-- Start --

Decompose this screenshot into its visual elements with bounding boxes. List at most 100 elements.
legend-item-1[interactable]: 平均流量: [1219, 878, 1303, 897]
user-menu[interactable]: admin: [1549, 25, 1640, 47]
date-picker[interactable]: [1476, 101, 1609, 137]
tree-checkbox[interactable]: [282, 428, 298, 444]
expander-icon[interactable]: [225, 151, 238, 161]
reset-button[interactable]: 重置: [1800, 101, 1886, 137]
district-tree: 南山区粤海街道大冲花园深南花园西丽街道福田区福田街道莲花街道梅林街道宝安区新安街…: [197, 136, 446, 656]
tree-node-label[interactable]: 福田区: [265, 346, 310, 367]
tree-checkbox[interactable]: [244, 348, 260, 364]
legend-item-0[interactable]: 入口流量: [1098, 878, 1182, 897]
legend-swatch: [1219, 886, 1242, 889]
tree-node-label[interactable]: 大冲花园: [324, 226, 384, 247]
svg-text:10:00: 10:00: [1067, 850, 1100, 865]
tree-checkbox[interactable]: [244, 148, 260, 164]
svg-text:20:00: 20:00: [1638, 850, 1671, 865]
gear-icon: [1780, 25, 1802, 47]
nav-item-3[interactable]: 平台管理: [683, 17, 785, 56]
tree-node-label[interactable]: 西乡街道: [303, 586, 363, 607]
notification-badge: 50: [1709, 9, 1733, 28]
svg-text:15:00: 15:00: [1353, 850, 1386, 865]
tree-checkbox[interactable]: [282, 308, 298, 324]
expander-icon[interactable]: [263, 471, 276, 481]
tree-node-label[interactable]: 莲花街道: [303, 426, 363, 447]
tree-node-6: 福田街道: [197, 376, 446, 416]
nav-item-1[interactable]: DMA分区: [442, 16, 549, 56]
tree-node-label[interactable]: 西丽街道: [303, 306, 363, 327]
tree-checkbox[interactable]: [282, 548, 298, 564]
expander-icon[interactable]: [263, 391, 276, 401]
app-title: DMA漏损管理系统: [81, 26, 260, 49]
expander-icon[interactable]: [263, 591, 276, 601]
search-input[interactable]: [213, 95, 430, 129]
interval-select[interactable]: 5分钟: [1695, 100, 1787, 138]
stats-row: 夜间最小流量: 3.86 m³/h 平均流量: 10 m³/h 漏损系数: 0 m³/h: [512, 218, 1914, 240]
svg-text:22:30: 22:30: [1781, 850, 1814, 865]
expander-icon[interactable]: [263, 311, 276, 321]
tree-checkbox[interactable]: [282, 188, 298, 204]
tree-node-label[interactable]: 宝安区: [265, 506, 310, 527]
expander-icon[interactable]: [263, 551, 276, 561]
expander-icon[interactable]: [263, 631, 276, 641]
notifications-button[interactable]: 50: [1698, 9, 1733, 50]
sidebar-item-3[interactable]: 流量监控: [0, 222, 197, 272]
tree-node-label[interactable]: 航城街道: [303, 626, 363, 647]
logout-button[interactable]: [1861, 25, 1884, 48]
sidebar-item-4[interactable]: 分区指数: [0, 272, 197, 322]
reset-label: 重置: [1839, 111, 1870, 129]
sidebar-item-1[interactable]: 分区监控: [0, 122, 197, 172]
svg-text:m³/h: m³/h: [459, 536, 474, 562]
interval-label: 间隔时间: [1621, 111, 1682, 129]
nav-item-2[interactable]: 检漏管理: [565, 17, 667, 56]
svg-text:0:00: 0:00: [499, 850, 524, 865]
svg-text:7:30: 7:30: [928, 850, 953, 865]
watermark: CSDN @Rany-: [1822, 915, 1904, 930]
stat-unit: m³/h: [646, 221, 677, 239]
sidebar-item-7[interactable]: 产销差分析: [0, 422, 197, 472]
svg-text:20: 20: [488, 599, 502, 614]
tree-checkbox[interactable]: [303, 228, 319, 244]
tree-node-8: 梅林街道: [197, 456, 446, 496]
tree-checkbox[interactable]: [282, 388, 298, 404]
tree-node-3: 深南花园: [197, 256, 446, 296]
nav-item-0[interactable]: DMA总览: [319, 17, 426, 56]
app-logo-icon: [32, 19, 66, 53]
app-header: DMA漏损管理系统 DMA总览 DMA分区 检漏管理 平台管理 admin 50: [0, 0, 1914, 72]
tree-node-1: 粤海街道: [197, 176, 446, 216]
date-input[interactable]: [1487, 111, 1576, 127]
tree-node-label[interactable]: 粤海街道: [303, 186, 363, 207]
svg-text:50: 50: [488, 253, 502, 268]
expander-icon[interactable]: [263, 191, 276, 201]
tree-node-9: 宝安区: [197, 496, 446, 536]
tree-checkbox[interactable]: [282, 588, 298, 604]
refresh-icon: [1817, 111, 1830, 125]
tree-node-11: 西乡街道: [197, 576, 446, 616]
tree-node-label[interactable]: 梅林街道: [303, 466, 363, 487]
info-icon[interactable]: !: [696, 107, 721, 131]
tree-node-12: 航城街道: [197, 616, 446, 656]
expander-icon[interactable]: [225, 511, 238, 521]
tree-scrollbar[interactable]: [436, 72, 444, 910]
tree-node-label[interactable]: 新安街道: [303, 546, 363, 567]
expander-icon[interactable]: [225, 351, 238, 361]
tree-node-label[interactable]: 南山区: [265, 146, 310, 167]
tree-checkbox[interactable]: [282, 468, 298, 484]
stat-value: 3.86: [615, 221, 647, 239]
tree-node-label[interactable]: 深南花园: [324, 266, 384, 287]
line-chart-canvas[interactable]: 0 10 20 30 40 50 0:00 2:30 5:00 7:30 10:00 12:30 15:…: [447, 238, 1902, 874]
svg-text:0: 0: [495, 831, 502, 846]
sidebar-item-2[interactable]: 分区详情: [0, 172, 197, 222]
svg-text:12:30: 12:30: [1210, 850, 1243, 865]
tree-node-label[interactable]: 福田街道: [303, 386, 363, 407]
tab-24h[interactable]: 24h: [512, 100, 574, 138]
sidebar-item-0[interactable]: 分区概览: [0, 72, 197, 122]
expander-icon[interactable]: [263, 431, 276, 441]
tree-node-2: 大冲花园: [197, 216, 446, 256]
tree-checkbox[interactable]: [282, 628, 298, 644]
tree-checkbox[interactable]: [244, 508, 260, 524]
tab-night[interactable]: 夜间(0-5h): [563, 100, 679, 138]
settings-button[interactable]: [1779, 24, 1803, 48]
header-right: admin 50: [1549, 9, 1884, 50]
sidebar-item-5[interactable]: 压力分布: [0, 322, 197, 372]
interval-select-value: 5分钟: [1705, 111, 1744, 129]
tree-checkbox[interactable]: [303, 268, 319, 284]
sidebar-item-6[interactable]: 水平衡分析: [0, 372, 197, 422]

-- End --

GOAL :: Rewrite the listing above, substituting "toggle-icon" for every occurrence of "expander-icon" and leaving all other text unchanged.

OUTPUT OF THE TASK ::
Decompose this screenshot into its visual elements with bounding boxes. List at most 100 elements.
legend-item-1[interactable]: 平均流量: [1219, 878, 1303, 897]
user-menu[interactable]: admin: [1549, 25, 1640, 47]
date-picker[interactable]: [1476, 101, 1609, 137]
tree-checkbox[interactable]: [282, 428, 298, 444]
toggle-icon[interactable]: [225, 151, 238, 161]
reset-button[interactable]: 重置: [1800, 101, 1886, 137]
district-tree: 南山区粤海街道大冲花园深南花园西丽街道福田区福田街道莲花街道梅林街道宝安区新安街…: [197, 136, 446, 656]
tree-node-label[interactable]: 福田区: [265, 346, 310, 367]
tree-checkbox[interactable]: [244, 348, 260, 364]
legend-item-0[interactable]: 入口流量: [1098, 878, 1182, 897]
legend-swatch: [1219, 886, 1242, 889]
tree-node-label[interactable]: 大冲花园: [324, 226, 384, 247]
svg-text:10:00: 10:00: [1067, 850, 1100, 865]
tree-checkbox[interactable]: [244, 148, 260, 164]
svg-text:20:00: 20:00: [1638, 850, 1671, 865]
gear-icon: [1780, 25, 1802, 47]
nav-item-3[interactable]: 平台管理: [683, 17, 785, 56]
tree-node-label[interactable]: 西乡街道: [303, 586, 363, 607]
notification-badge: 50: [1709, 9, 1733, 28]
svg-text:15:00: 15:00: [1353, 850, 1386, 865]
tree-checkbox[interactable]: [282, 308, 298, 324]
toggle-icon[interactable]: [263, 471, 276, 481]
tree-node-label[interactable]: 莲花街道: [303, 426, 363, 447]
tree-node-6: 福田街道: [197, 376, 446, 416]
nav-item-1[interactable]: DMA分区: [442, 16, 549, 56]
tree-node-label[interactable]: 西丽街道: [303, 306, 363, 327]
tree-checkbox[interactable]: [282, 548, 298, 564]
toggle-icon[interactable]: [263, 391, 276, 401]
app-title: DMA漏损管理系统: [81, 26, 260, 49]
toggle-icon[interactable]: [263, 591, 276, 601]
search-input[interactable]: [213, 95, 430, 129]
interval-select[interactable]: 5分钟: [1695, 100, 1787, 138]
stats-row: 夜间最小流量: 3.86 m³/h 平均流量: 10 m³/h 漏损系数: 0 m³/h: [512, 218, 1914, 240]
svg-text:22:30: 22:30: [1781, 850, 1814, 865]
toggle-icon[interactable]: [263, 311, 276, 321]
tree-checkbox[interactable]: [282, 188, 298, 204]
tree-node-label[interactable]: 宝安区: [265, 506, 310, 527]
toggle-icon[interactable]: [263, 551, 276, 561]
toggle-icon[interactable]: [263, 631, 276, 641]
notifications-button[interactable]: 50: [1698, 9, 1733, 50]
sidebar-item-3[interactable]: 流量监控: [0, 222, 197, 272]
tree-node-label[interactable]: 航城街道: [303, 626, 363, 647]
logout-button[interactable]: [1861, 25, 1884, 48]
sidebar-item-4[interactable]: 分区指数: [0, 272, 197, 322]
reset-label: 重置: [1839, 111, 1870, 129]
sidebar-item-1[interactable]: 分区监控: [0, 122, 197, 172]
svg-text:m³/h: m³/h: [459, 536, 474, 562]
interval-label: 间隔时间: [1621, 111, 1682, 129]
nav-item-2[interactable]: 检漏管理: [565, 17, 667, 56]
svg-text:0:00: 0:00: [499, 850, 524, 865]
svg-text:7:30: 7:30: [928, 850, 953, 865]
watermark: CSDN @Rany-: [1822, 915, 1904, 930]
stat-unit: m³/h: [646, 221, 677, 239]
sidebar-item-7[interactable]: 产销差分析: [0, 422, 197, 472]
svg-text:20: 20: [488, 599, 502, 614]
tree-checkbox[interactable]: [303, 228, 319, 244]
tree-node-8: 梅林街道: [197, 456, 446, 496]
tree-checkbox[interactable]: [282, 388, 298, 404]
tree-node-3: 深南花园: [197, 256, 446, 296]
nav-item-0[interactable]: DMA总览: [319, 17, 426, 56]
app-logo-icon: [32, 19, 66, 53]
app-header: DMA漏损管理系统 DMA总览 DMA分区 检漏管理 平台管理 admin 50: [0, 0, 1914, 72]
tree-node-1: 粤海街道: [197, 176, 446, 216]
date-input[interactable]: [1487, 111, 1576, 127]
tree-node-label[interactable]: 粤海街道: [303, 186, 363, 207]
svg-text:50: 50: [488, 253, 502, 268]
toggle-icon[interactable]: [263, 191, 276, 201]
tree-node-9: 宝安区: [197, 496, 446, 536]
tree-checkbox[interactable]: [282, 588, 298, 604]
refresh-icon: [1817, 111, 1830, 125]
tree-node-11: 西乡街道: [197, 576, 446, 616]
tree-node-label[interactable]: 梅林街道: [303, 466, 363, 487]
info-icon[interactable]: !: [696, 107, 721, 131]
tree-node-12: 航城街道: [197, 616, 446, 656]
toggle-icon[interactable]: [225, 511, 238, 521]
tree-scrollbar[interactable]: [436, 72, 444, 910]
tree-node-label[interactable]: 新安街道: [303, 546, 363, 567]
toggle-icon[interactable]: [225, 351, 238, 361]
tree-node-label[interactable]: 南山区: [265, 146, 310, 167]
tree-checkbox[interactable]: [282, 468, 298, 484]
stat-value: 3.86: [615, 221, 647, 239]
tree-node-label[interactable]: 深南花园: [324, 266, 384, 287]
line-chart-canvas[interactable]: 0 10 20 30 40 50 0:00 2:30 5:00 7:30 10:00 12:30 15:…: [447, 238, 1902, 874]
svg-text:0: 0: [495, 831, 502, 846]
sidebar-item-2[interactable]: 分区详情: [0, 172, 197, 222]
svg-text:12:30: 12:30: [1210, 850, 1243, 865]
tree-node-label[interactable]: 福田街道: [303, 386, 363, 407]
tab-24h[interactable]: 24h: [512, 100, 574, 138]
sidebar-item-0[interactable]: 分区概览: [0, 72, 197, 122]
toggle-icon[interactable]: [263, 431, 276, 441]
tree-node-2: 大冲花园: [197, 216, 446, 256]
tree-checkbox[interactable]: [282, 628, 298, 644]
tree-checkbox[interactable]: [244, 508, 260, 524]
tab-night[interactable]: 夜间(0-5h): [563, 100, 679, 138]
settings-button[interactable]: [1779, 24, 1803, 48]
header-right: admin 50: [1549, 9, 1884, 50]
sidebar-item-5[interactable]: 压力分布: [0, 322, 197, 372]
interval-select-value: 5分钟: [1705, 111, 1744, 129]
tree-checkbox[interactable]: [303, 268, 319, 284]
sidebar-item-6[interactable]: 水平衡分析: [0, 372, 197, 422]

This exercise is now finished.